> _Layout annotation data_:

_ _ _ _ _

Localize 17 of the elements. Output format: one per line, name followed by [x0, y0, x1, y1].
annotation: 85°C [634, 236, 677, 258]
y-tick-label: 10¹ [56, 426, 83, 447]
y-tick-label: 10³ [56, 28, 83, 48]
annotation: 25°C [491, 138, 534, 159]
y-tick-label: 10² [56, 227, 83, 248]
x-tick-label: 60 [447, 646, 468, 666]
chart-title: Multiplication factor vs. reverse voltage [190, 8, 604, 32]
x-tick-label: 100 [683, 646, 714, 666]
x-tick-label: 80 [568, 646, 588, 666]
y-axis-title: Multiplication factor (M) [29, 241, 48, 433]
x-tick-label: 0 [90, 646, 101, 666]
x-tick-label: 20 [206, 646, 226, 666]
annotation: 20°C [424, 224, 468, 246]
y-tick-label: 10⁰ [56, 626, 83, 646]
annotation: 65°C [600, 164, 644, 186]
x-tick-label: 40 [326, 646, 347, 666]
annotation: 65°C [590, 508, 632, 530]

_ _ _ _ _

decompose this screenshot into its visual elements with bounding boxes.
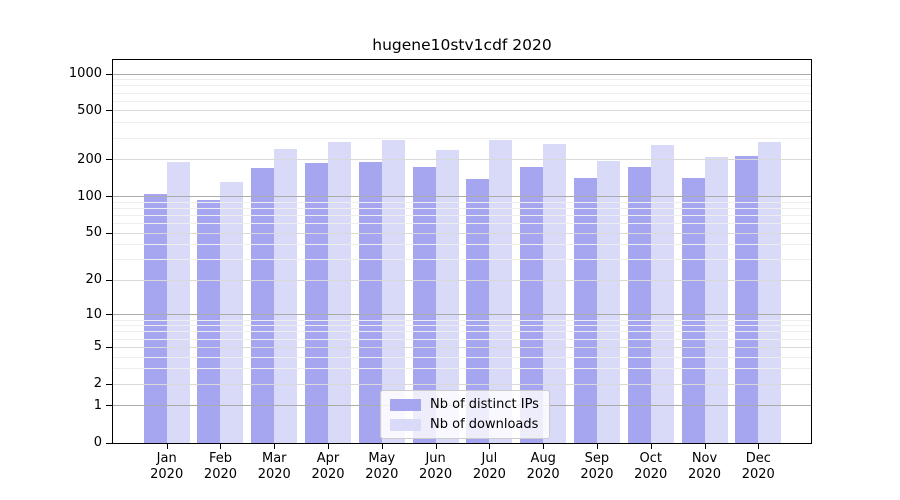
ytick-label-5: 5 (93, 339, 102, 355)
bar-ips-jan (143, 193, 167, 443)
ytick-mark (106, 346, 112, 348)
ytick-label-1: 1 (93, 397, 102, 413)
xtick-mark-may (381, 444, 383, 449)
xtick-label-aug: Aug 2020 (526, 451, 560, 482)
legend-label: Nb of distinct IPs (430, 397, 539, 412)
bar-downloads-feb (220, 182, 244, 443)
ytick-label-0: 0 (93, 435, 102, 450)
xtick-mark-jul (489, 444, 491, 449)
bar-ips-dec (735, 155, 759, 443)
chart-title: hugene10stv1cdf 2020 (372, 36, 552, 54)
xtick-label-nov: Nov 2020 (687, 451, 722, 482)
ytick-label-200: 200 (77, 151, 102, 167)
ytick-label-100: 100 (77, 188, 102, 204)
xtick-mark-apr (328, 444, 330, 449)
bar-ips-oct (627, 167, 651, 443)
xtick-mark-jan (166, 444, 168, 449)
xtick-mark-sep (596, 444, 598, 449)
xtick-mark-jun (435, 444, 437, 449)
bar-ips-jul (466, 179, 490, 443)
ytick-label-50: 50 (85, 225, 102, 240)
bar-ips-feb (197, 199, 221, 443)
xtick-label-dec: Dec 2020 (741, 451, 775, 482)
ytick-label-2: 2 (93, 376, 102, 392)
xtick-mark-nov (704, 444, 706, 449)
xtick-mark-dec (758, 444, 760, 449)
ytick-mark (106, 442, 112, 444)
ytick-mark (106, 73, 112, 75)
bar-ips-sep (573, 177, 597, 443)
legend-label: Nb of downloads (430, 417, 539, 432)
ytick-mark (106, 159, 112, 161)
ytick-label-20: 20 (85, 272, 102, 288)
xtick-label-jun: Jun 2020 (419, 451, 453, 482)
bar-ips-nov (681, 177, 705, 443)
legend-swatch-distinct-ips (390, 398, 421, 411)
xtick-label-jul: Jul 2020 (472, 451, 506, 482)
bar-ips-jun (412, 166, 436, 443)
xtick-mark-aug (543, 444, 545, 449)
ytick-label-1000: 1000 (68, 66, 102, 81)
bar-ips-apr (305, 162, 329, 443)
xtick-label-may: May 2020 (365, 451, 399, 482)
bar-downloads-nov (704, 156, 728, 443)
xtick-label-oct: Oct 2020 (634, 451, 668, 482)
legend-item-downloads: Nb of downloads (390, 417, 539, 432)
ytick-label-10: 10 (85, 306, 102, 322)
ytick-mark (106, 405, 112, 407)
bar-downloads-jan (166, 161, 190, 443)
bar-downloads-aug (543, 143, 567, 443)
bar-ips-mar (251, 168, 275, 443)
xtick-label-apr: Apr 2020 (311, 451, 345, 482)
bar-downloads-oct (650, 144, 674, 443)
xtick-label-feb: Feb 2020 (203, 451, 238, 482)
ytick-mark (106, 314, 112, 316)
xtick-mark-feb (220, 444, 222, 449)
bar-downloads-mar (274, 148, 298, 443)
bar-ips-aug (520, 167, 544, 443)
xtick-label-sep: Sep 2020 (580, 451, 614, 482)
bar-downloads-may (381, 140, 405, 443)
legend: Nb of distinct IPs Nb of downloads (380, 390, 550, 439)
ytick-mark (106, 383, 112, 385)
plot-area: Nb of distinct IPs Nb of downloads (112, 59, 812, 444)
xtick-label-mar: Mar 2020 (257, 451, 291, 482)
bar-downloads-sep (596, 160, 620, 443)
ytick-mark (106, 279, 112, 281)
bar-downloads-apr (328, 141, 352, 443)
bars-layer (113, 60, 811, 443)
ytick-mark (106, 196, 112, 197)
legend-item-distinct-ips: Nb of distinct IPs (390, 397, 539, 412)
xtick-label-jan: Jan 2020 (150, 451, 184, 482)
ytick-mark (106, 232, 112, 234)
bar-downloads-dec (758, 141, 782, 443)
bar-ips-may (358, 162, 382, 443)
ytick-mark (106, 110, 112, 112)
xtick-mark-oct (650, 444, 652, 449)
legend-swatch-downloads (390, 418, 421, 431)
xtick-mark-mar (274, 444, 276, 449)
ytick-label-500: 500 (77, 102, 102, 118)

_ _ _ _ _

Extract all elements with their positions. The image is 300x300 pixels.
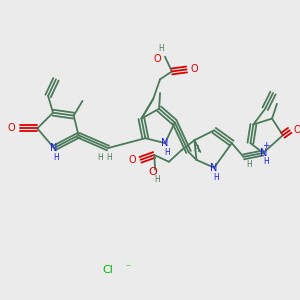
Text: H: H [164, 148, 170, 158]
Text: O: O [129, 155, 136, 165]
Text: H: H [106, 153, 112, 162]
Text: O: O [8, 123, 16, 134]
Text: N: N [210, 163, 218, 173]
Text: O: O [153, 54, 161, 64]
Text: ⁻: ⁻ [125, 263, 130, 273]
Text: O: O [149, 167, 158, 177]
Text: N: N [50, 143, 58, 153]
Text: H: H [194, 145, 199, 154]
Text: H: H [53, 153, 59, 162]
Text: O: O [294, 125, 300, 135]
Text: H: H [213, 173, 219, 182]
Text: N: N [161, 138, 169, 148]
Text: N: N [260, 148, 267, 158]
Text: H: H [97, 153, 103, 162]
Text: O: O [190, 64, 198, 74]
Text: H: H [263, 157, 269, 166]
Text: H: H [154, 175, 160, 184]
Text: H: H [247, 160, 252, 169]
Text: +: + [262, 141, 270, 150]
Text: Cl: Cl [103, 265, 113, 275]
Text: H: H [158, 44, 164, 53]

_ _ _ _ _

> _Task statement_:
Copy without alteration the part of the records that opens with the line containing "Text: H: H [164, 148, 170, 158]" and closes with the line containing "Text: N: N [260, 148, 267, 158]", including both of those lines.

> _Correct result_:
Text: H: H [164, 148, 170, 158]
Text: O: O [129, 155, 136, 165]
Text: H: H [106, 153, 112, 162]
Text: O: O [8, 123, 16, 134]
Text: N: N [210, 163, 218, 173]
Text: O: O [153, 54, 161, 64]
Text: ⁻: ⁻ [125, 263, 130, 273]
Text: O: O [149, 167, 158, 177]
Text: N: N [50, 143, 58, 153]
Text: H: H [194, 145, 199, 154]
Text: H: H [53, 153, 59, 162]
Text: O: O [294, 125, 300, 135]
Text: H: H [213, 173, 219, 182]
Text: N: N [161, 138, 169, 148]
Text: N: N [260, 148, 267, 158]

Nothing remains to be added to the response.